INPUT DATA:
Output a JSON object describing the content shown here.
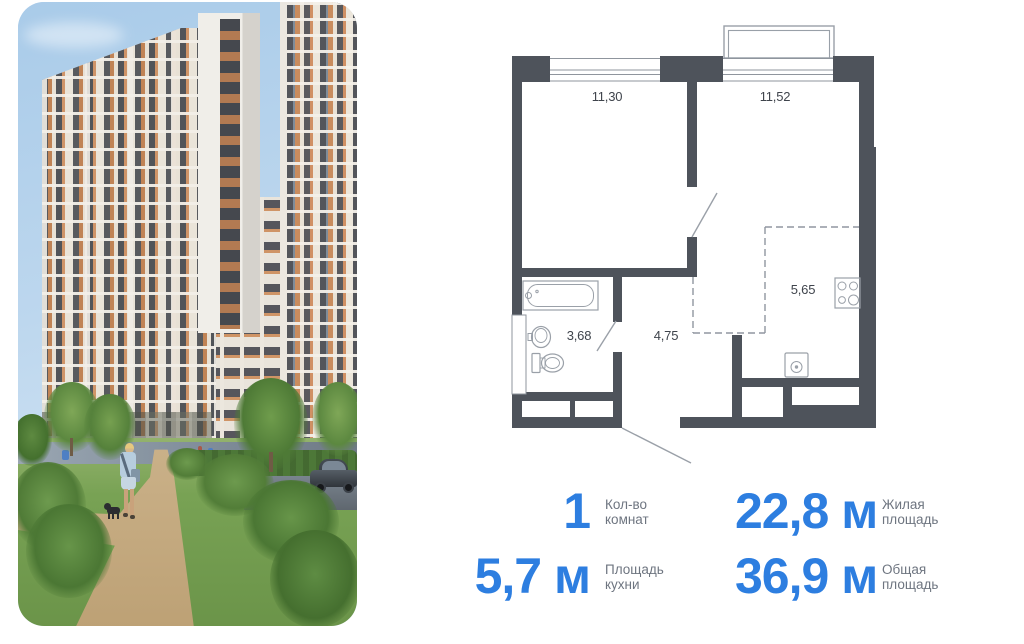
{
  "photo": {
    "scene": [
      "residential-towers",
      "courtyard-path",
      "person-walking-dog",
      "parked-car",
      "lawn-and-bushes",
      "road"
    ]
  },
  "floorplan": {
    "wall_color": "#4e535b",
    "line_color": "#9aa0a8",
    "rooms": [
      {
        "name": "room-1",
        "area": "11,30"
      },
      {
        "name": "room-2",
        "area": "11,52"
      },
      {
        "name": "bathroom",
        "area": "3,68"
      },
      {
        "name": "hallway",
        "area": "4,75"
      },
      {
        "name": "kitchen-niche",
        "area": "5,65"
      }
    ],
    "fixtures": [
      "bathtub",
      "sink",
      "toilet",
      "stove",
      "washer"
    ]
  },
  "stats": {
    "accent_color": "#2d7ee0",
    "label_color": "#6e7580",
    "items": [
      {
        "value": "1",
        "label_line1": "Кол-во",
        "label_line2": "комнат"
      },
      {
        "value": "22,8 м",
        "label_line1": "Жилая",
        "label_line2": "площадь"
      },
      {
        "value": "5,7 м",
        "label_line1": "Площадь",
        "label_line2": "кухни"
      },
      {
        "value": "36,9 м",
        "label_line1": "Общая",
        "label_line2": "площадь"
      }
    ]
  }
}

---

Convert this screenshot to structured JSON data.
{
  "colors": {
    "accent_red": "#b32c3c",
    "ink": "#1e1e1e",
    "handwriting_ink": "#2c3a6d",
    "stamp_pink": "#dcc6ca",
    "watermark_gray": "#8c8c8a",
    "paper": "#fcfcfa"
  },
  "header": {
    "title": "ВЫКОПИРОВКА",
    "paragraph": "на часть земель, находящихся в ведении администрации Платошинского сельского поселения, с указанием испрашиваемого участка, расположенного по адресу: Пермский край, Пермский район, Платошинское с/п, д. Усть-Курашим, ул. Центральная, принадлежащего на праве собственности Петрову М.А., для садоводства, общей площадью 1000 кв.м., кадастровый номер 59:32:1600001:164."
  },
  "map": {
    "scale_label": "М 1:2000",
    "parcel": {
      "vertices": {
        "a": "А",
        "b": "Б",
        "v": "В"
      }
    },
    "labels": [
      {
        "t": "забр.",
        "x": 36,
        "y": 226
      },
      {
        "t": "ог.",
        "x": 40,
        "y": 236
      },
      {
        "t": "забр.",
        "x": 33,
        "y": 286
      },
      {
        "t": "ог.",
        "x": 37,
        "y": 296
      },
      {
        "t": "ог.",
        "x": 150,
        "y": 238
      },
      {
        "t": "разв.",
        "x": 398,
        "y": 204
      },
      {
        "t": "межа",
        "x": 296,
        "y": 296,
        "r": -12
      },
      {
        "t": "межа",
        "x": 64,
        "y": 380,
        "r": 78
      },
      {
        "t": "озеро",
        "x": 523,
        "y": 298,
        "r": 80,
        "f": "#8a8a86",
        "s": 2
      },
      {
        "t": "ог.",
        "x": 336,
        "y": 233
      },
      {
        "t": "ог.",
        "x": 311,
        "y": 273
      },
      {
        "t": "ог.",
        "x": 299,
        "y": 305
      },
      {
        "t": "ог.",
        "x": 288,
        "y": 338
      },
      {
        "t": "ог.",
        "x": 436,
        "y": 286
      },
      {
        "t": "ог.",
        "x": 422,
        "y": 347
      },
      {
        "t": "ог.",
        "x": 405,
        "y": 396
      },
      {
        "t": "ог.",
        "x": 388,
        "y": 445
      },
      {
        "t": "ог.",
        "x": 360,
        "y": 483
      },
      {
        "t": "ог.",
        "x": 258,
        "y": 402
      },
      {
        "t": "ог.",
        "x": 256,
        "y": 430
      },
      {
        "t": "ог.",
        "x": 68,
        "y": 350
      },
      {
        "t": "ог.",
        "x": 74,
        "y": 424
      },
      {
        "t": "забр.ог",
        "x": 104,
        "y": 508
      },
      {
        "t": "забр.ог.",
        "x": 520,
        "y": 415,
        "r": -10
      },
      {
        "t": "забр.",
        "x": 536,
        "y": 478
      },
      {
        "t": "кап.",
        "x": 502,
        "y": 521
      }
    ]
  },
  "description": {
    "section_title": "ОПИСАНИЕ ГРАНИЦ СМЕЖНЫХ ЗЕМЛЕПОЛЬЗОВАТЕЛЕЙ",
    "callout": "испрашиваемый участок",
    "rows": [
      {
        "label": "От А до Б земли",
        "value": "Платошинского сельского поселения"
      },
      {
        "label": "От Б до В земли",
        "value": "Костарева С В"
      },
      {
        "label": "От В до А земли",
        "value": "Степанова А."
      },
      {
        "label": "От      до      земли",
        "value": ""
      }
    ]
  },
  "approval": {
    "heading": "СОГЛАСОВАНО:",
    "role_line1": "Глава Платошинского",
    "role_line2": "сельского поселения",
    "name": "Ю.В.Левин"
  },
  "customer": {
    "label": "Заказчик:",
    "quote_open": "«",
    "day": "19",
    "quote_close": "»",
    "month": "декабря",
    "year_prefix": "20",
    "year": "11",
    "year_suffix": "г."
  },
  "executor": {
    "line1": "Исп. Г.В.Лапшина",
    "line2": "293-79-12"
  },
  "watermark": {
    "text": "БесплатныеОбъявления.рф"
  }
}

WRITTEN EXERCISE:
List each line in the listing that contains the string "area".

SOLUTION TO THIS PROBLEM:
        "area": "11,30"
        "area": "11,52"
        "area": "3,68"
        "area": "4,75"
        "area": "5,65"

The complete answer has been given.